Without including any pictures, copy each entry below exactly.

↓↓↓

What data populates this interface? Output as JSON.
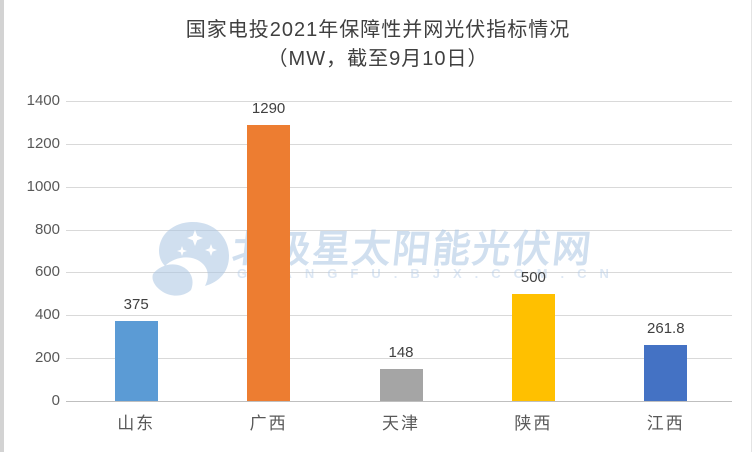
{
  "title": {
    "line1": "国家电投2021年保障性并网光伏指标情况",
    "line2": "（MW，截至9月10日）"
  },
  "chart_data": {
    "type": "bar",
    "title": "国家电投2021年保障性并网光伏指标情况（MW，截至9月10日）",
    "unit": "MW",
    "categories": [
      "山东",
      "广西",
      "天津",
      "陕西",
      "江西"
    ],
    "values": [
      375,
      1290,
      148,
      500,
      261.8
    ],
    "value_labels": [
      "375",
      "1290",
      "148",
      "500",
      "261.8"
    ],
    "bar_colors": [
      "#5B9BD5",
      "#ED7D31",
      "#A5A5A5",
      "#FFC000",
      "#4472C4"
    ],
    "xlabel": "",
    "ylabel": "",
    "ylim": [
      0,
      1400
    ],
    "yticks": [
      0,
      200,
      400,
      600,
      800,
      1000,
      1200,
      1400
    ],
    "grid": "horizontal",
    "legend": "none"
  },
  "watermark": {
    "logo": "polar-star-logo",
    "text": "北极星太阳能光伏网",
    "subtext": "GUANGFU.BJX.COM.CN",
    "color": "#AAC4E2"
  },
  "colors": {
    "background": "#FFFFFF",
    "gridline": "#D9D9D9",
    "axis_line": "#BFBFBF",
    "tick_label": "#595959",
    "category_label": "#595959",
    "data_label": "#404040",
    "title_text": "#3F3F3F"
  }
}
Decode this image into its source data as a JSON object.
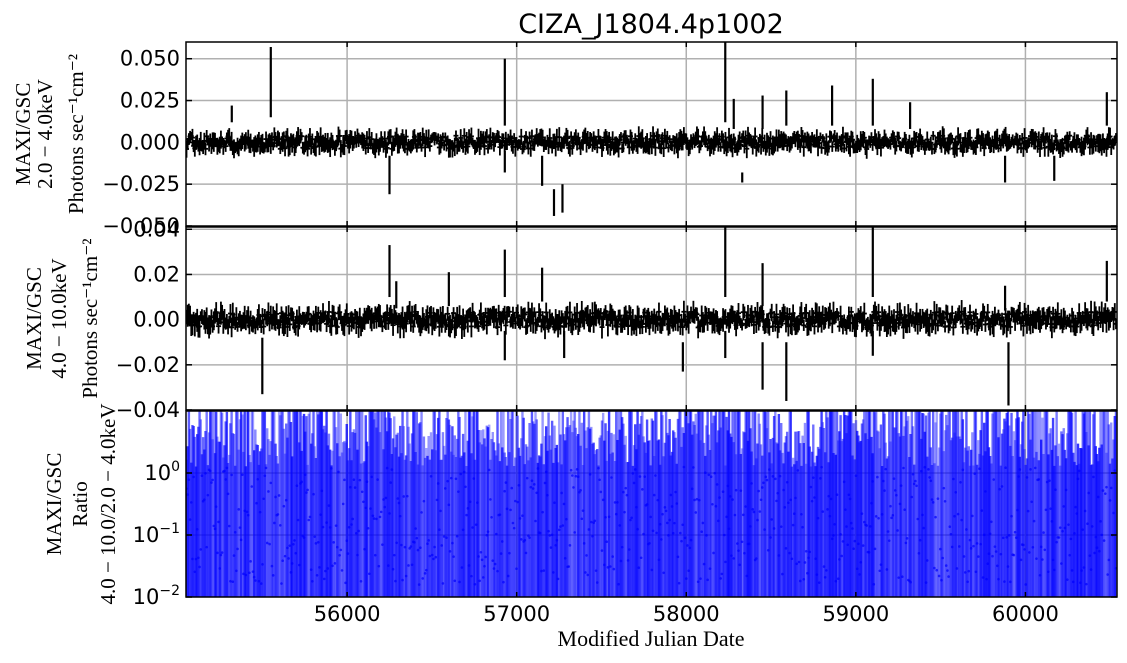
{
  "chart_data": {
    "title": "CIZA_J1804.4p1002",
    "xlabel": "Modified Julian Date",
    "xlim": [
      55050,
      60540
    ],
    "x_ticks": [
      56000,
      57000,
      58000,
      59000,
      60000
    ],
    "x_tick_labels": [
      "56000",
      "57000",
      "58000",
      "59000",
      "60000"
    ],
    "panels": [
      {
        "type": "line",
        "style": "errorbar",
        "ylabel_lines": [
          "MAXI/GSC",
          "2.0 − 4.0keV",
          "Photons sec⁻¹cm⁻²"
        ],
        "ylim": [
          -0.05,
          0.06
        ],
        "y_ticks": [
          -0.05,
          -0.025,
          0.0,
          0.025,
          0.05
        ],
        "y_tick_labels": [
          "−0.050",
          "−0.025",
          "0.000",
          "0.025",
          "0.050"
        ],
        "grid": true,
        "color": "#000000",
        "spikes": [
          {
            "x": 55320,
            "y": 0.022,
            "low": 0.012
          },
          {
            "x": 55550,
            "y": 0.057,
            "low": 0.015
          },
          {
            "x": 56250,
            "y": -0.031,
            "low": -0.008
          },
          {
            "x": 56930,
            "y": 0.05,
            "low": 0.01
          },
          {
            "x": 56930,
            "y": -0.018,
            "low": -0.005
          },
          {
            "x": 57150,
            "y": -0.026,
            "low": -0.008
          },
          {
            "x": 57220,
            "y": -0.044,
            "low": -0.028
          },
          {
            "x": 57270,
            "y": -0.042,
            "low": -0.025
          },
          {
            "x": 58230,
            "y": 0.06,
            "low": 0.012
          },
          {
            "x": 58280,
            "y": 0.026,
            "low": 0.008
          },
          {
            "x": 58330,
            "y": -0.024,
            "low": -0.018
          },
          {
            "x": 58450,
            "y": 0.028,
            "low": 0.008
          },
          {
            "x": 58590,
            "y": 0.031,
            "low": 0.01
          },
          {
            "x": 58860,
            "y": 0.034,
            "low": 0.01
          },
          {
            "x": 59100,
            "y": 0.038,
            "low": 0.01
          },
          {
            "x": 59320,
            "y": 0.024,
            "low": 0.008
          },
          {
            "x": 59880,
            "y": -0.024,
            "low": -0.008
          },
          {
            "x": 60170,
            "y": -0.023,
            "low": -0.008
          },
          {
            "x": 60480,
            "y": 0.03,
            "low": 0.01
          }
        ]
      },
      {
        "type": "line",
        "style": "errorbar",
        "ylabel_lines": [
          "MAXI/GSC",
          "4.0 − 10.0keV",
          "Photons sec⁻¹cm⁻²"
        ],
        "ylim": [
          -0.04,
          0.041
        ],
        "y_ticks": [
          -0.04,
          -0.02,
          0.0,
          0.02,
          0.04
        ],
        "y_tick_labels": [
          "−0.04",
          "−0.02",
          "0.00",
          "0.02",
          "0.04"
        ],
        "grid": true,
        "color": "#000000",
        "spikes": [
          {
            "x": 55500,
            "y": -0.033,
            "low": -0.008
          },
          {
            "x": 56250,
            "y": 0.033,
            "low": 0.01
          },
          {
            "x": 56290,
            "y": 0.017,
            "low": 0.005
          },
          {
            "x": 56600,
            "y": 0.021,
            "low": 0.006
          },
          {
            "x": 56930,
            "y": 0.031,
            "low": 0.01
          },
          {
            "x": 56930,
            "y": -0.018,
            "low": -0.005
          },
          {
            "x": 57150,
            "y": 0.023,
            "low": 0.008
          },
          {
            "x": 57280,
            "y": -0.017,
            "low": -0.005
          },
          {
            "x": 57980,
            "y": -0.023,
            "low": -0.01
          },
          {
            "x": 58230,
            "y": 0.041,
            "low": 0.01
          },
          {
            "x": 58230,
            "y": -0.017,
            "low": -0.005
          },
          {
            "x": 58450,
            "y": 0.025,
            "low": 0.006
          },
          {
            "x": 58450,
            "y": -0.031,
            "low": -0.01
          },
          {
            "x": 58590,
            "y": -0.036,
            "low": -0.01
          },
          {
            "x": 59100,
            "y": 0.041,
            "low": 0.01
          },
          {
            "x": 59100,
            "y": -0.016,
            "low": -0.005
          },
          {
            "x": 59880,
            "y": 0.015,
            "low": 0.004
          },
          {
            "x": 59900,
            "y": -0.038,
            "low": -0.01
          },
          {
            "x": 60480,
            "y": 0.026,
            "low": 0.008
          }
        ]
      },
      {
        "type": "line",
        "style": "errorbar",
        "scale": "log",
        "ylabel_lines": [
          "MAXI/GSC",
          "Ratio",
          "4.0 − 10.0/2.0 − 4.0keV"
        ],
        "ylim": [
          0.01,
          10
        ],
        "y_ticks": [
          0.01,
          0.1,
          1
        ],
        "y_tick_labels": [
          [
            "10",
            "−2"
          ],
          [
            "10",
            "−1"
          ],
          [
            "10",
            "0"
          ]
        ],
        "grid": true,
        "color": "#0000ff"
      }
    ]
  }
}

↑↑↑

### THE ANSWER
What data populates this interface? Output as JSON.
{
  "title": {
    "line1": "国家电投2021年保障性并网光伏指标情况",
    "line2": "（MW，截至9月10日）"
  },
  "chart_data": {
    "type": "bar",
    "title": "国家电投2021年保障性并网光伏指标情况（MW，截至9月10日）",
    "unit": "MW",
    "categories": [
      "山东",
      "广西",
      "天津",
      "陕西",
      "江西"
    ],
    "values": [
      375,
      1290,
      148,
      500,
      261.8
    ],
    "value_labels": [
      "375",
      "1290",
      "148",
      "500",
      "261.8"
    ],
    "bar_colors": [
      "#5B9BD5",
      "#ED7D31",
      "#A5A5A5",
      "#FFC000",
      "#4472C4"
    ],
    "xlabel": "",
    "ylabel": "",
    "ylim": [
      0,
      1400
    ],
    "yticks": [
      0,
      200,
      400,
      600,
      800,
      1000,
      1200,
      1400
    ],
    "grid": "horizontal",
    "legend": "none"
  },
  "watermark": {
    "logo": "polar-star-logo",
    "text": "北极星太阳能光伏网",
    "subtext": "GUANGFU.BJX.COM.CN",
    "color": "#AAC4E2"
  },
  "colors": {
    "background": "#FFFFFF",
    "gridline": "#D9D9D9",
    "axis_line": "#BFBFBF",
    "tick_label": "#595959",
    "category_label": "#595959",
    "data_label": "#404040",
    "title_text": "#3F3F3F"
  }
}
Decode this image into its source data as a JSON object.
{
  "chart_data": {
    "title": "CIZA_J1804.4p1002",
    "xlabel": "Modified Julian Date",
    "xlim": [
      55050,
      60540
    ],
    "x_ticks": [
      56000,
      57000,
      58000,
      59000,
      60000
    ],
    "x_tick_labels": [
      "56000",
      "57000",
      "58000",
      "59000",
      "60000"
    ],
    "panels": [
      {
        "type": "line",
        "style": "errorbar",
        "ylabel_lines": [
          "MAXI/GSC",
          "2.0 − 4.0keV",
          "Photons sec⁻¹cm⁻²"
        ],
        "ylim": [
          -0.05,
          0.06
        ],
        "y_ticks": [
          -0.05,
          -0.025,
          0.0,
          0.025,
          0.05
        ],
        "y_tick_labels": [
          "−0.050",
          "−0.025",
          "0.000",
          "0.025",
          "0.050"
        ],
        "grid": true,
        "color": "#000000",
        "spikes": [
          {
            "x": 55320,
            "y": 0.022,
            "low": 0.012
          },
          {
            "x": 55550,
            "y": 0.057,
            "low": 0.015
          },
          {
            "x": 56250,
            "y": -0.031,
            "low": -0.008
          },
          {
            "x": 56930,
            "y": 0.05,
            "low": 0.01
          },
          {
            "x": 56930,
            "y": -0.018,
            "low": -0.005
          },
          {
            "x": 57150,
            "y": -0.026,
            "low": -0.008
          },
          {
            "x": 57220,
            "y": -0.044,
            "low": -0.028
          },
          {
            "x": 57270,
            "y": -0.042,
            "low": -0.025
          },
          {
            "x": 58230,
            "y": 0.06,
            "low": 0.012
          },
          {
            "x": 58280,
            "y": 0.026,
            "low": 0.008
          },
          {
            "x": 58330,
            "y": -0.024,
            "low": -0.018
          },
          {
            "x": 58450,
            "y": 0.028,
            "low": 0.008
          },
          {
            "x": 58590,
            "y": 0.031,
            "low": 0.01
          },
          {
            "x": 58860,
            "y": 0.034,
            "low": 0.01
          },
          {
            "x": 59100,
            "y": 0.038,
            "low": 0.01
          },
          {
            "x": 59320,
            "y": 0.024,
            "low": 0.008
          },
          {
            "x": 59880,
            "y": -0.024,
            "low": -0.008
          },
          {
            "x": 60170,
            "y": -0.023,
            "low": -0.008
          },
          {
            "x": 60480,
            "y": 0.03,
            "low": 0.01
          }
        ]
      },
      {
        "type": "line",
        "style": "errorbar",
        "ylabel_lines": [
          "MAXI/GSC",
          "4.0 − 10.0keV",
          "Photons sec⁻¹cm⁻²"
        ],
        "ylim": [
          -0.04,
          0.041
        ],
        "y_ticks": [
          -0.04,
          -0.02,
          0.0,
          0.02,
          0.04
        ],
        "y_tick_labels": [
          "−0.04",
          "−0.02",
          "0.00",
          "0.02",
          "0.04"
        ],
        "grid": true,
        "color": "#000000",
        "spikes": [
          {
            "x": 55500,
            "y": -0.033,
            "low": -0.008
          },
          {
            "x": 56250,
            "y": 0.033,
            "low": 0.01
          },
          {
            "x": 56290,
            "y": 0.017,
            "low": 0.005
          },
          {
            "x": 56600,
            "y": 0.021,
            "low": 0.006
          },
          {
            "x": 56930,
            "y": 0.031,
            "low": 0.01
          },
          {
            "x": 56930,
            "y": -0.018,
            "low": -0.005
          },
          {
            "x": 57150,
            "y": 0.023,
            "low": 0.008
          },
          {
            "x": 57280,
            "y": -0.017,
            "low": -0.005
          },
          {
            "x": 57980,
            "y": -0.023,
            "low": -0.01
          },
          {
            "x": 58230,
            "y": 0.041,
            "low": 0.01
          },
          {
            "x": 58230,
            "y": -0.017,
            "low": -0.005
          },
          {
            "x": 58450,
            "y": 0.025,
            "low": 0.006
          },
          {
            "x": 58450,
            "y": -0.031,
            "low": -0.01
          },
          {
            "x": 58590,
            "y": -0.036,
            "low": -0.01
          },
          {
            "x": 59100,
            "y": 0.041,
            "low": 0.01
          },
          {
            "x": 59100,
            "y": -0.016,
            "low": -0.005
          },
          {
            "x": 59880,
            "y": 0.015,
            "low": 0.004
          },
          {
            "x": 59900,
            "y": -0.038,
            "low": -0.01
          },
          {
            "x": 60480,
            "y": 0.026,
            "low": 0.008
          }
        ]
      },
      {
        "type": "line",
        "style": "errorbar",
        "scale": "log",
        "ylabel_lines": [
          "MAXI/GSC",
          "Ratio",
          "4.0 − 10.0/2.0 − 4.0keV"
        ],
        "ylim": [
          0.01,
          10
        ],
        "y_ticks": [
          0.01,
          0.1,
          1
        ],
        "y_tick_labels": [
          [
            "10",
            "−2"
          ],
          [
            "10",
            "−1"
          ],
          [
            "10",
            "0"
          ]
        ],
        "grid": true,
        "color": "#0000ff"
      }
    ]
  }
}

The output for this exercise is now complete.